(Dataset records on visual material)
● ● ● ●

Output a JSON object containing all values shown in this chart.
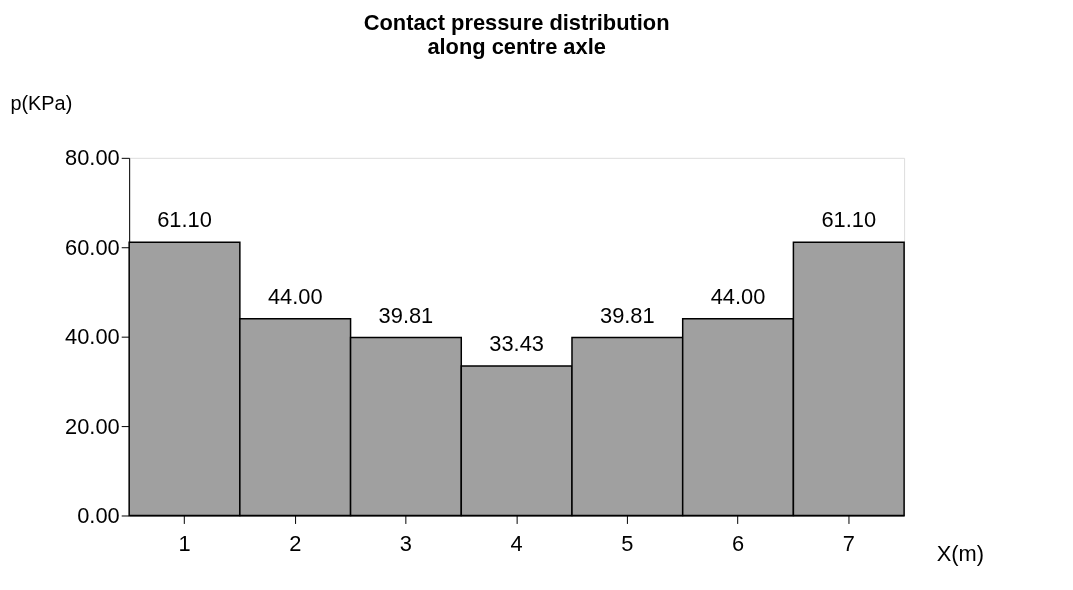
{
  "chart_data": {
    "type": "bar",
    "title": "Contact pressure distribution along centre axle",
    "xlabel": "X(m)",
    "ylabel": "p(KPa)",
    "categories": [
      "1",
      "2",
      "3",
      "4",
      "5",
      "6",
      "7"
    ],
    "values": [
      61.1,
      44.0,
      39.81,
      33.43,
      39.81,
      44.0,
      61.1
    ],
    "value_labels": [
      "61.10",
      "44.00",
      "39.81",
      "33.43",
      "39.81",
      "44.00",
      "61.10"
    ],
    "color": "#a0a0a0",
    "ylim": [
      0,
      80
    ],
    "yticks": [
      {
        "value": 0,
        "label": "0.00"
      },
      {
        "value": 20,
        "label": "20.00"
      },
      {
        "value": 40,
        "label": "40.00"
      },
      {
        "value": 60,
        "label": "60.00"
      },
      {
        "value": 80,
        "label": "80.00"
      }
    ],
    "grid": false
  }
}
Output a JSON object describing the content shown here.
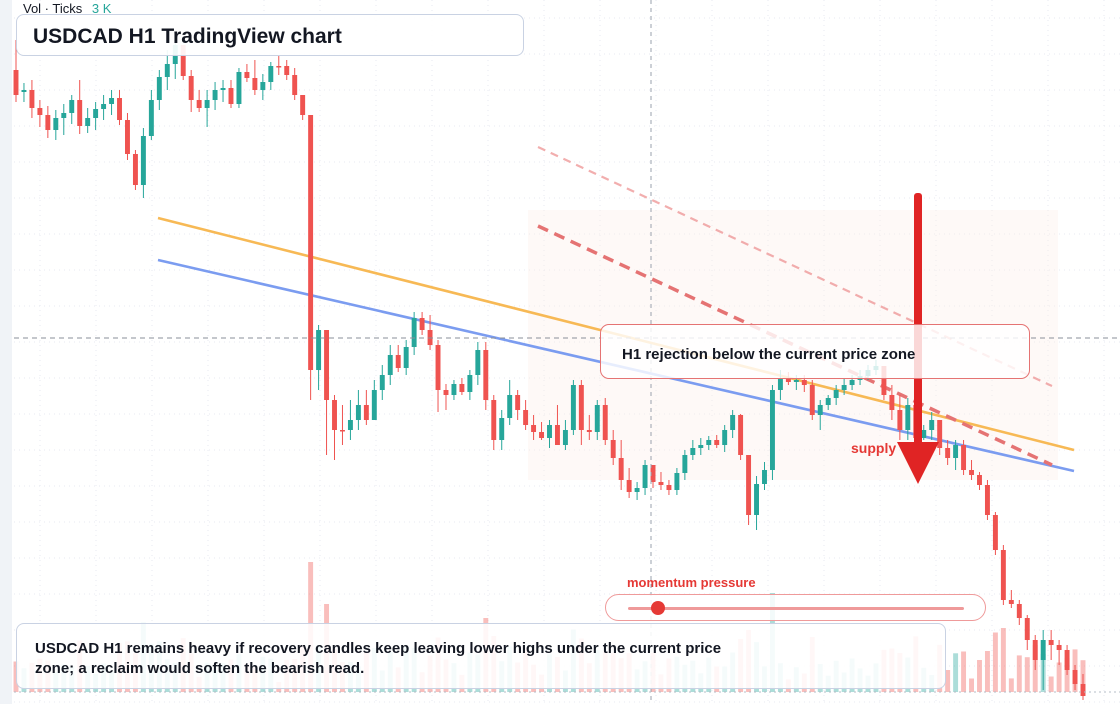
{
  "header": {
    "title": "USDCAD H1 TradingView chart"
  },
  "volume_legend": {
    "label": "Vol · Ticks",
    "value": "3 K"
  },
  "annotations": {
    "callout": "H1 rejection below the current price zone",
    "zone_label": "supply",
    "momentum_label": "momentum pressure",
    "momentum_level": 0.07,
    "note": "USDCAD H1 remains heavy if recovery candles keep leaving lower highs under the current price zone; a reclaim would soften the bearish read."
  },
  "colors": {
    "up": "#26a69a",
    "down": "#ef5350",
    "accent": "#e53935",
    "trend_orange": "#f7b955",
    "trend_blue": "#7b9cf0"
  },
  "chart_data": {
    "type": "candlestick",
    "title": "USDCAD H1 TradingView chart",
    "ylim": [
      0,
      704
    ],
    "ohlc": [
      [
        70,
        40,
        102,
        95
      ],
      [
        92,
        83,
        102,
        90
      ],
      [
        90,
        80,
        118,
        108
      ],
      [
        108,
        100,
        127,
        115
      ],
      [
        115,
        106,
        138,
        130
      ],
      [
        130,
        110,
        140,
        118
      ],
      [
        118,
        104,
        135,
        113
      ],
      [
        113,
        95,
        124,
        100
      ],
      [
        100,
        80,
        134,
        126
      ],
      [
        126,
        108,
        133,
        118
      ],
      [
        118,
        102,
        130,
        109
      ],
      [
        109,
        95,
        120,
        104
      ],
      [
        104,
        90,
        115,
        98
      ],
      [
        98,
        90,
        125,
        120
      ],
      [
        120,
        113,
        160,
        154
      ],
      [
        154,
        150,
        190,
        185
      ],
      [
        185,
        128,
        198,
        136
      ],
      [
        136,
        90,
        140,
        100
      ],
      [
        100,
        70,
        110,
        77
      ],
      [
        77,
        50,
        90,
        64
      ],
      [
        64,
        36,
        79,
        45
      ],
      [
        45,
        50,
        80,
        76
      ],
      [
        76,
        70,
        112,
        100
      ],
      [
        100,
        90,
        112,
        108
      ],
      [
        108,
        90,
        127,
        100
      ],
      [
        100,
        82,
        110,
        90
      ],
      [
        90,
        80,
        102,
        88
      ],
      [
        88,
        80,
        108,
        104
      ],
      [
        104,
        68,
        108,
        72
      ],
      [
        72,
        64,
        82,
        78
      ],
      [
        78,
        60,
        95,
        90
      ],
      [
        90,
        74,
        100,
        82
      ],
      [
        82,
        62,
        90,
        66
      ],
      [
        66,
        55,
        75,
        66
      ],
      [
        66,
        60,
        80,
        75
      ],
      [
        75,
        68,
        100,
        95
      ],
      [
        95,
        100,
        120,
        115
      ],
      [
        115,
        120,
        400,
        370
      ],
      [
        370,
        325,
        390,
        330
      ],
      [
        330,
        330,
        455,
        400
      ],
      [
        400,
        395,
        460,
        430
      ],
      [
        430,
        405,
        445,
        430
      ],
      [
        430,
        400,
        440,
        420
      ],
      [
        420,
        390,
        430,
        405
      ],
      [
        405,
        390,
        425,
        420
      ],
      [
        420,
        380,
        415,
        390
      ],
      [
        390,
        365,
        400,
        375
      ],
      [
        375,
        345,
        385,
        355
      ],
      [
        355,
        345,
        372,
        368
      ],
      [
        368,
        340,
        375,
        347
      ],
      [
        347,
        312,
        355,
        318
      ],
      [
        318,
        312,
        335,
        330
      ],
      [
        330,
        315,
        350,
        345
      ],
      [
        345,
        340,
        412,
        390
      ],
      [
        390,
        384,
        410,
        395
      ],
      [
        395,
        380,
        400,
        384
      ],
      [
        384,
        378,
        395,
        392
      ],
      [
        392,
        370,
        400,
        375
      ],
      [
        375,
        342,
        385,
        350
      ],
      [
        350,
        342,
        410,
        400
      ],
      [
        400,
        395,
        450,
        440
      ],
      [
        440,
        410,
        450,
        418
      ],
      [
        418,
        380,
        425,
        395
      ],
      [
        395,
        390,
        420,
        410
      ],
      [
        410,
        400,
        430,
        425
      ],
      [
        425,
        415,
        440,
        432
      ],
      [
        432,
        422,
        440,
        438
      ],
      [
        438,
        420,
        448,
        425
      ],
      [
        425,
        405,
        445,
        445
      ],
      [
        445,
        420,
        450,
        430
      ],
      [
        430,
        380,
        435,
        385
      ],
      [
        385,
        380,
        445,
        430
      ],
      [
        430,
        415,
        440,
        432
      ],
      [
        432,
        400,
        440,
        405
      ],
      [
        405,
        398,
        445,
        440
      ],
      [
        440,
        430,
        465,
        458
      ],
      [
        458,
        440,
        490,
        480
      ],
      [
        480,
        468,
        498,
        492
      ],
      [
        492,
        482,
        500,
        488
      ],
      [
        488,
        460,
        495,
        465
      ],
      [
        465,
        478,
        488,
        482
      ],
      [
        482,
        472,
        490,
        485
      ],
      [
        485,
        480,
        495,
        490
      ],
      [
        490,
        468,
        495,
        473
      ],
      [
        473,
        450,
        480,
        455
      ],
      [
        455,
        440,
        460,
        448
      ],
      [
        448,
        438,
        455,
        445
      ],
      [
        445,
        436,
        450,
        440
      ],
      [
        440,
        435,
        448,
        445
      ],
      [
        445,
        425,
        452,
        430
      ],
      [
        430,
        410,
        438,
        415
      ],
      [
        415,
        414,
        460,
        455
      ],
      [
        455,
        480,
        525,
        515
      ],
      [
        515,
        476,
        530,
        484
      ],
      [
        484,
        462,
        490,
        470
      ],
      [
        470,
        385,
        480,
        390
      ],
      [
        390,
        370,
        400,
        378
      ],
      [
        378,
        372,
        385,
        382
      ],
      [
        382,
        375,
        390,
        380
      ],
      [
        380,
        375,
        392,
        385
      ],
      [
        385,
        380,
        420,
        415
      ],
      [
        415,
        400,
        430,
        405
      ],
      [
        405,
        395,
        410,
        398
      ],
      [
        398,
        385,
        405,
        390
      ],
      [
        390,
        378,
        395,
        385
      ],
      [
        385,
        375,
        390,
        380
      ],
      [
        380,
        370,
        385,
        376
      ],
      [
        376,
        365,
        380,
        370
      ],
      [
        370,
        360,
        375,
        366
      ],
      [
        366,
        370,
        400,
        395
      ],
      [
        395,
        385,
        420,
        410
      ],
      [
        410,
        395,
        440,
        430
      ],
      [
        430,
        398,
        440,
        405
      ],
      [
        405,
        400,
        445,
        438
      ],
      [
        438,
        425,
        440,
        430
      ],
      [
        430,
        412,
        440,
        420
      ],
      [
        420,
        430,
        455,
        448
      ],
      [
        448,
        440,
        465,
        458
      ],
      [
        458,
        440,
        470,
        445
      ],
      [
        445,
        440,
        475,
        470
      ],
      [
        470,
        460,
        480,
        475
      ],
      [
        475,
        472,
        490,
        485
      ],
      [
        485,
        480,
        520,
        515
      ],
      [
        515,
        512,
        555,
        550
      ],
      [
        550,
        545,
        605,
        600
      ],
      [
        600,
        590,
        608,
        604
      ],
      [
        604,
        600,
        625,
        618
      ],
      [
        618,
        615,
        650,
        640
      ],
      [
        640,
        635,
        670,
        660
      ],
      [
        660,
        630,
        690,
        640
      ],
      [
        640,
        630,
        660,
        645
      ],
      [
        645,
        640,
        665,
        650
      ],
      [
        650,
        645,
        675,
        670
      ],
      [
        670,
        665,
        690,
        684
      ],
      [
        684,
        674,
        700,
        696
      ]
    ],
    "trendlines": [
      {
        "name": "",
        "color": "#f7b955",
        "from": [
          158,
          218
        ],
        "to": [
          1074,
          450
        ]
      },
      {
        "name": "",
        "color": "#7b9cf0",
        "from": [
          158,
          260
        ],
        "to": [
          1074,
          471
        ]
      },
      {
        "name": "",
        "color": "#ef9a9a",
        "from": [
          538,
          147
        ],
        "to": [
          1052,
          386
        ]
      },
      {
        "name": "",
        "color": "#e57373",
        "from": [
          538,
          226
        ],
        "to": [
          1052,
          465
        ]
      }
    ],
    "current_price_line": 338
  }
}
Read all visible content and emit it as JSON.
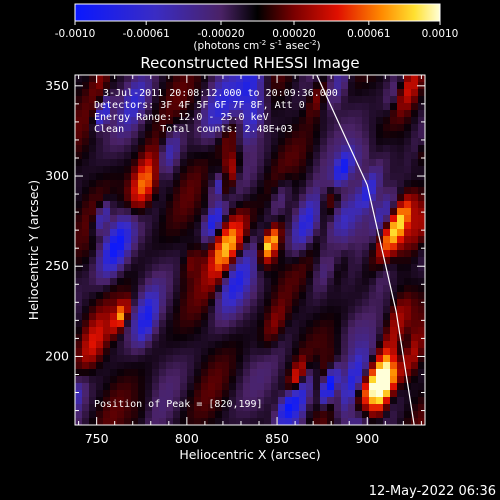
{
  "colorbar": {
    "ticks": [
      "-0.0010",
      "-0.00061",
      "-0.00020",
      "0.00020",
      "0.00061",
      "0.0010"
    ],
    "tick_values": [
      -0.001,
      -0.00061,
      -0.0002,
      0.0002,
      0.00061,
      0.001
    ],
    "range": [
      -0.001,
      0.001
    ],
    "unit_label": "(photons cm",
    "unit_exp1": "-2",
    "unit_mid": " s",
    "unit_exp2": "-1",
    "unit_mid2": " asec",
    "unit_exp3": "-2",
    "unit_close": ")"
  },
  "chart_data": {
    "type": "heatmap",
    "title": "Reconstructed RHESSI Image",
    "xlabel": "Heliocentric X (arcsec)",
    "ylabel": "Heliocentric Y (arcsec)",
    "xlim": [
      738,
      932
    ],
    "ylim": [
      162,
      356
    ],
    "xticks": [
      750,
      800,
      850,
      900
    ],
    "yticks": [
      200,
      250,
      300,
      350
    ],
    "grid": false,
    "colormap": "blue-purple-black-red-orange-yellow-white",
    "limb_curve": [
      [
        872,
        356
      ],
      [
        900,
        295
      ],
      [
        916,
        225
      ],
      [
        926,
        162
      ]
    ],
    "annotations": {
      "time": "3-Jul-2011 20:08:12.000 to 20:09:36.000",
      "detectors": "Detectors: 3F 4F 5F 6F 7F 8F, Att 0",
      "energy": "Energy Range: 12.0 - 25.0 keV",
      "method": "Clean      Total counts: 2.48E+03",
      "peak": "Position of Peak = [820,199]"
    }
  },
  "timestamp": "12-May-2022 06:36"
}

● ● ● ●

Check the data for the word "title" and pull out the lines that have it.

    "title": "Contact pressure distribution along centre axle",
    "title": "USDCAD H1 TradingView chart"
    "title": "USDCAD H1 TradingView chart",
    "title": "Reconstructed RHESSI Image",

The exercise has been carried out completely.